**Problem details**
Each entry below is to be given again word for word, with no pictures.

**Supplied data**
════════════════════
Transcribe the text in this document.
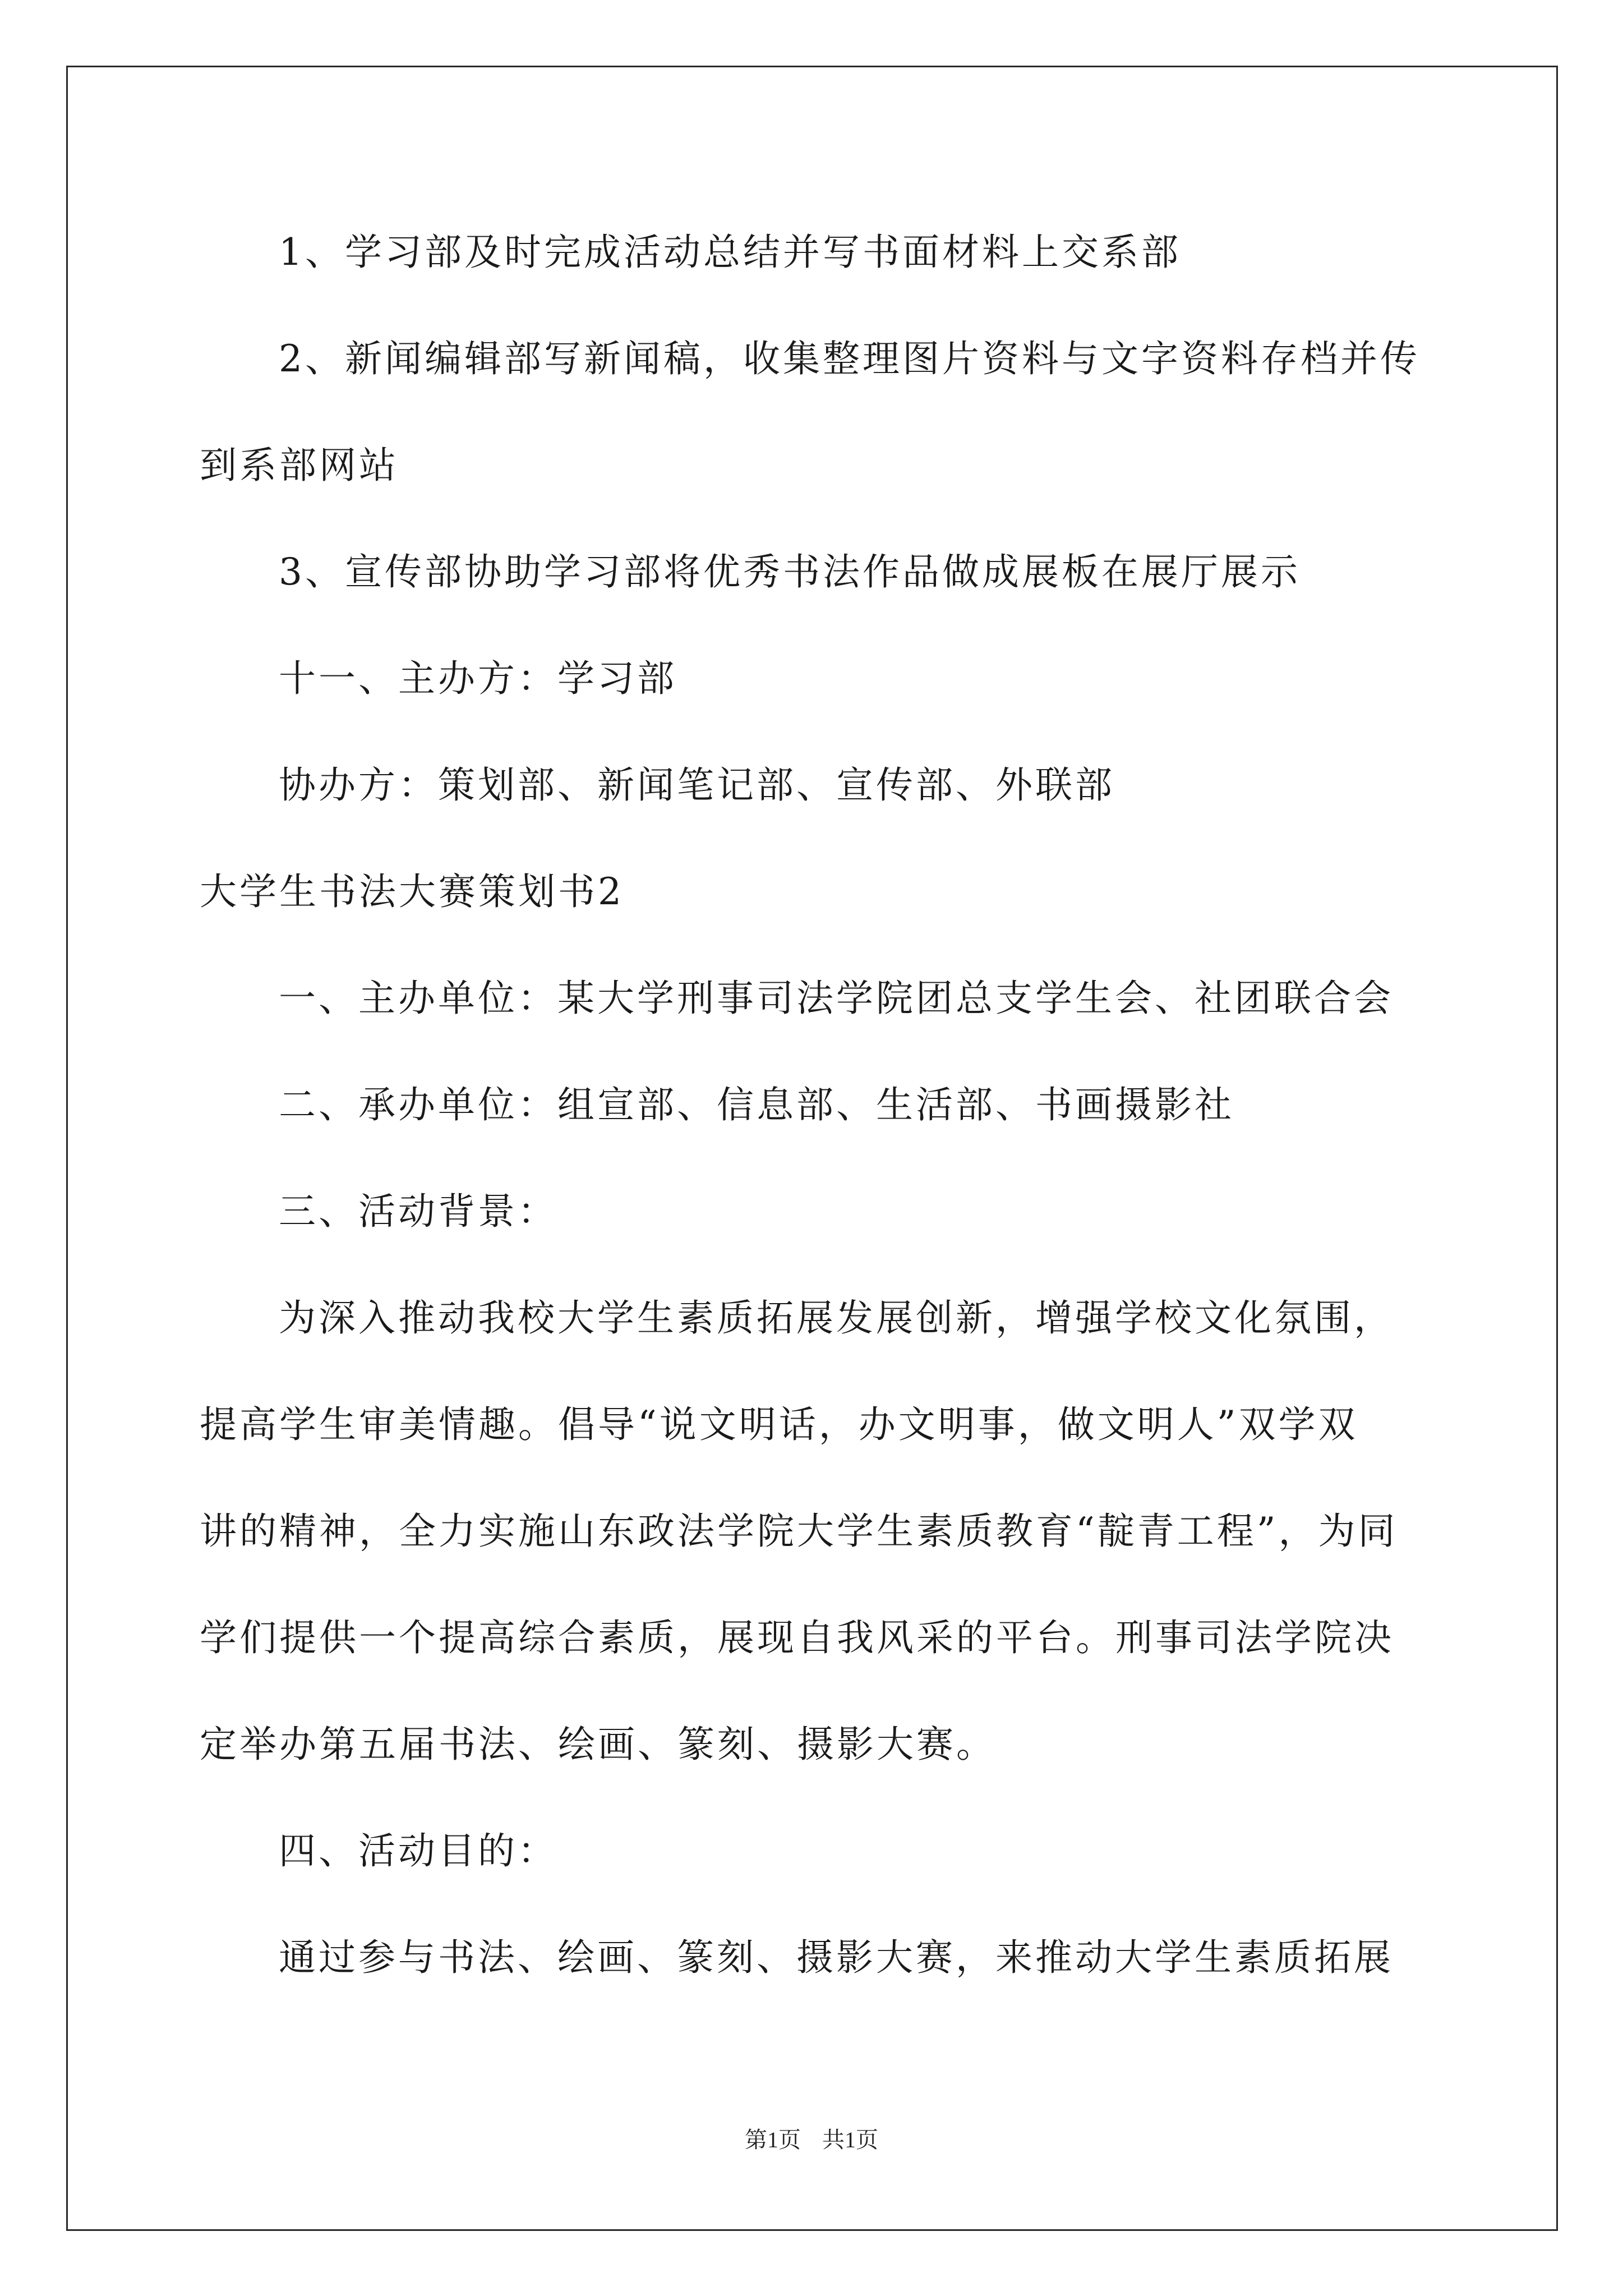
1、学习部及时完成活动总结并写书面材料上交系部
2、新闻编辑部写新闻稿，收集整理图片资料与文字资料存档并传
到系部网站
3、宣传部协助学习部将优秀书法作品做成展板在展厅展示
十一、主办方：学习部
协办方：策划部、新闻笔记部、宣传部、外联部
大学生书法大赛策划书2
一、主办单位：某大学刑事司法学院团总支学生会、社团联合会
二、承办单位：组宣部、信息部、生活部、书画摄影社
三、活动背景：
为深入推动我校大学生素质拓展发展创新，增强学校文化氛围，
提高学生审美情趣。倡导“说文明话，办文明事，做文明人”双学双
讲的精神，全力实施山东政法学院大学生素质教育“靛青工程”，为同
学们提供一个提高综合素质，展现自我风采的平台。刑事司法学院决
定举办第五届书法、绘画、篆刻、摄影大赛。
四、活动目的：
通过参与书法、绘画、篆刻、摄影大赛，来推动大学生素质拓展
第1页 共1页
════════════════════
**Completed task**
Transcribe the text in this document.
1、学习部及时完成活动总结并写书面材料上交系部
2、新闻编辑部写新闻稿，收集整理图片资料与文字资料存档并传
到系部网站
3、宣传部协助学习部将优秀书法作品做成展板在展厅展示
十一、主办方：学习部
协办方：策划部、新闻笔记部、宣传部、外联部
大学生书法大赛策划书2
一、主办单位：某大学刑事司法学院团总支学生会、社团联合会
二、承办单位：组宣部、信息部、生活部、书画摄影社
三、活动背景：
为深入推动我校大学生素质拓展发展创新，增强学校文化氛围，
提高学生审美情趣。倡导“说文明话，办文明事，做文明人”双学双
讲的精神，全力实施山东政法学院大学生素质教育“靛青工程”，为同
学们提供一个提高综合素质，展现自我风采的平台。刑事司法学院决
定举办第五届书法、绘画、篆刻、摄影大赛。
四、活动目的：
通过参与书法、绘画、篆刻、摄影大赛，来推动大学生素质拓展
第1页 共1页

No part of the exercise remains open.